Transcribe the listing that follows in full, omitting pictures.
┌─ Information given
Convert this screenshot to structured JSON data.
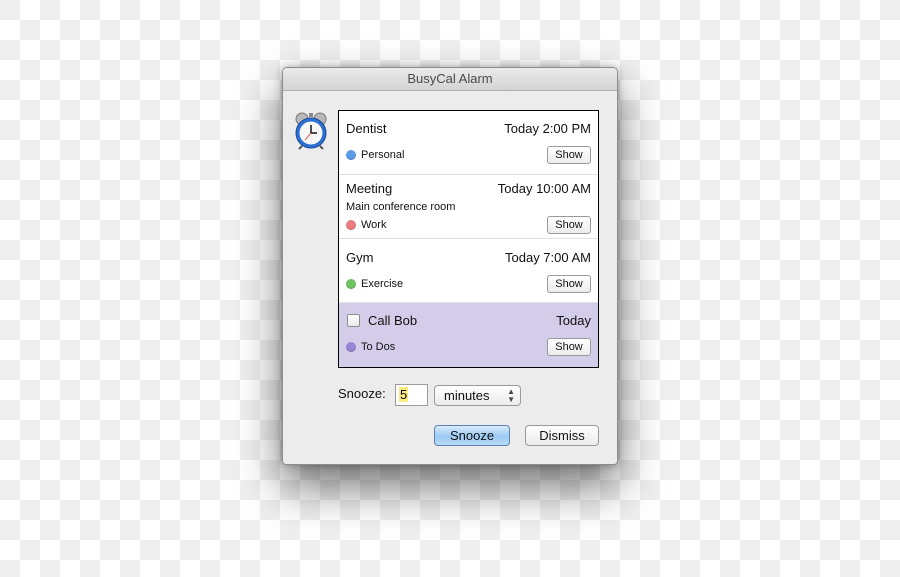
{
  "window": {
    "title": "BusyCal Alarm"
  },
  "icon": "alarm-clock-icon",
  "alarms": [
    {
      "title": "Dentist",
      "time": "Today 2:00 PM",
      "location": "",
      "calendar": "Personal",
      "calendar_color": "#5b9be8",
      "show_label": "Show",
      "is_todo": false
    },
    {
      "title": "Meeting",
      "time": "Today 10:00 AM",
      "location": "Main conference room",
      "calendar": "Work",
      "calendar_color": "#ec7b7b",
      "show_label": "Show",
      "is_todo": false
    },
    {
      "title": "Gym",
      "time": "Today 7:00 AM",
      "location": "",
      "calendar": "Exercise",
      "calendar_color": "#6cc45e",
      "show_label": "Show",
      "is_todo": false
    },
    {
      "title": "Call Bob",
      "time": "Today",
      "location": "",
      "calendar": "To Dos",
      "calendar_color": "#9a85d4",
      "show_label": "Show",
      "is_todo": true,
      "checked": false
    }
  ],
  "snooze": {
    "label": "Snooze:",
    "value": "5",
    "unit": "minutes"
  },
  "buttons": {
    "snooze": "Snooze",
    "dismiss": "Dismiss"
  },
  "colors": {
    "todo_highlight": "#d3cde9",
    "default_button": "#9ccaf4"
  }
}
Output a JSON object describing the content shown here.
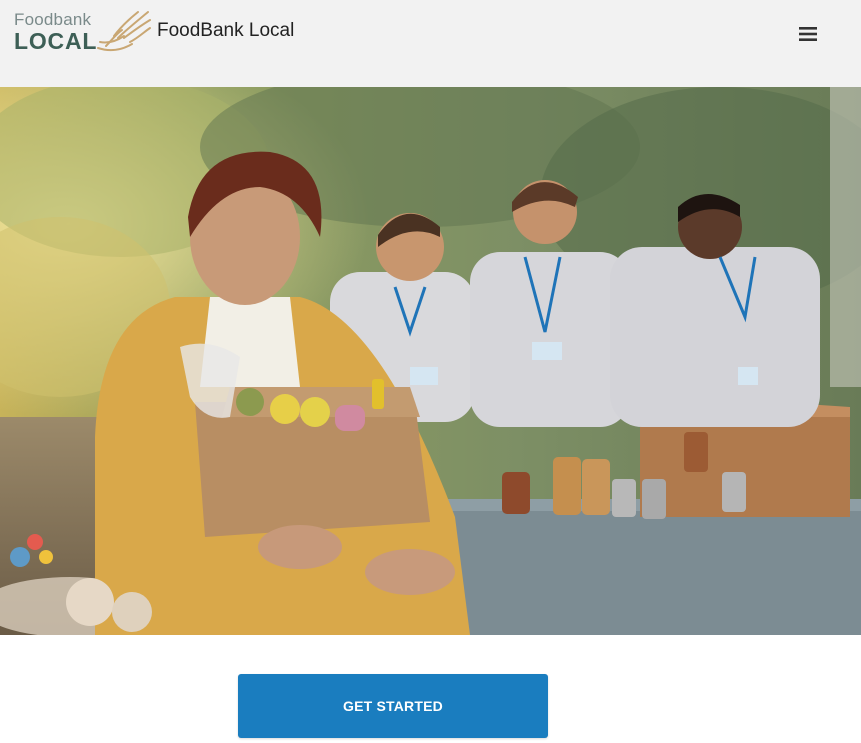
{
  "header": {
    "logo_top": "Foodbank",
    "logo_bottom": "LOCAL",
    "site_title": "FoodBank Local",
    "menu_icon": "hamburger-menu-icon"
  },
  "hero": {
    "icon": "hero-photo-volunteers-food-donation"
  },
  "cta": {
    "label": "GET STARTED"
  },
  "colors": {
    "header_bg": "#f2f2f2",
    "brand_green": "#3d5f56",
    "logo_gold": "#c9a773",
    "cta_blue": "#1a7dbf"
  }
}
└─
▶ Answer to the problem
Convert this screenshot to structured JSON data.
{
  "window": {
    "title": "BusyCal Alarm"
  },
  "icon": "alarm-clock-icon",
  "alarms": [
    {
      "title": "Dentist",
      "time": "Today 2:00 PM",
      "location": "",
      "calendar": "Personal",
      "calendar_color": "#5b9be8",
      "show_label": "Show",
      "is_todo": false
    },
    {
      "title": "Meeting",
      "time": "Today 10:00 AM",
      "location": "Main conference room",
      "calendar": "Work",
      "calendar_color": "#ec7b7b",
      "show_label": "Show",
      "is_todo": false
    },
    {
      "title": "Gym",
      "time": "Today 7:00 AM",
      "location": "",
      "calendar": "Exercise",
      "calendar_color": "#6cc45e",
      "show_label": "Show",
      "is_todo": false
    },
    {
      "title": "Call Bob",
      "time": "Today",
      "location": "",
      "calendar": "To Dos",
      "calendar_color": "#9a85d4",
      "show_label": "Show",
      "is_todo": true,
      "checked": false
    }
  ],
  "snooze": {
    "label": "Snooze:",
    "value": "5",
    "unit": "minutes"
  },
  "buttons": {
    "snooze": "Snooze",
    "dismiss": "Dismiss"
  },
  "colors": {
    "todo_highlight": "#d3cde9",
    "default_button": "#9ccaf4"
  }
}
Output a JSON object describing the content shown here.
{
  "header": {
    "logo_top": "Foodbank",
    "logo_bottom": "LOCAL",
    "site_title": "FoodBank Local",
    "menu_icon": "hamburger-menu-icon"
  },
  "hero": {
    "icon": "hero-photo-volunteers-food-donation"
  },
  "cta": {
    "label": "GET STARTED"
  },
  "colors": {
    "header_bg": "#f2f2f2",
    "brand_green": "#3d5f56",
    "logo_gold": "#c9a773",
    "cta_blue": "#1a7dbf"
  }
}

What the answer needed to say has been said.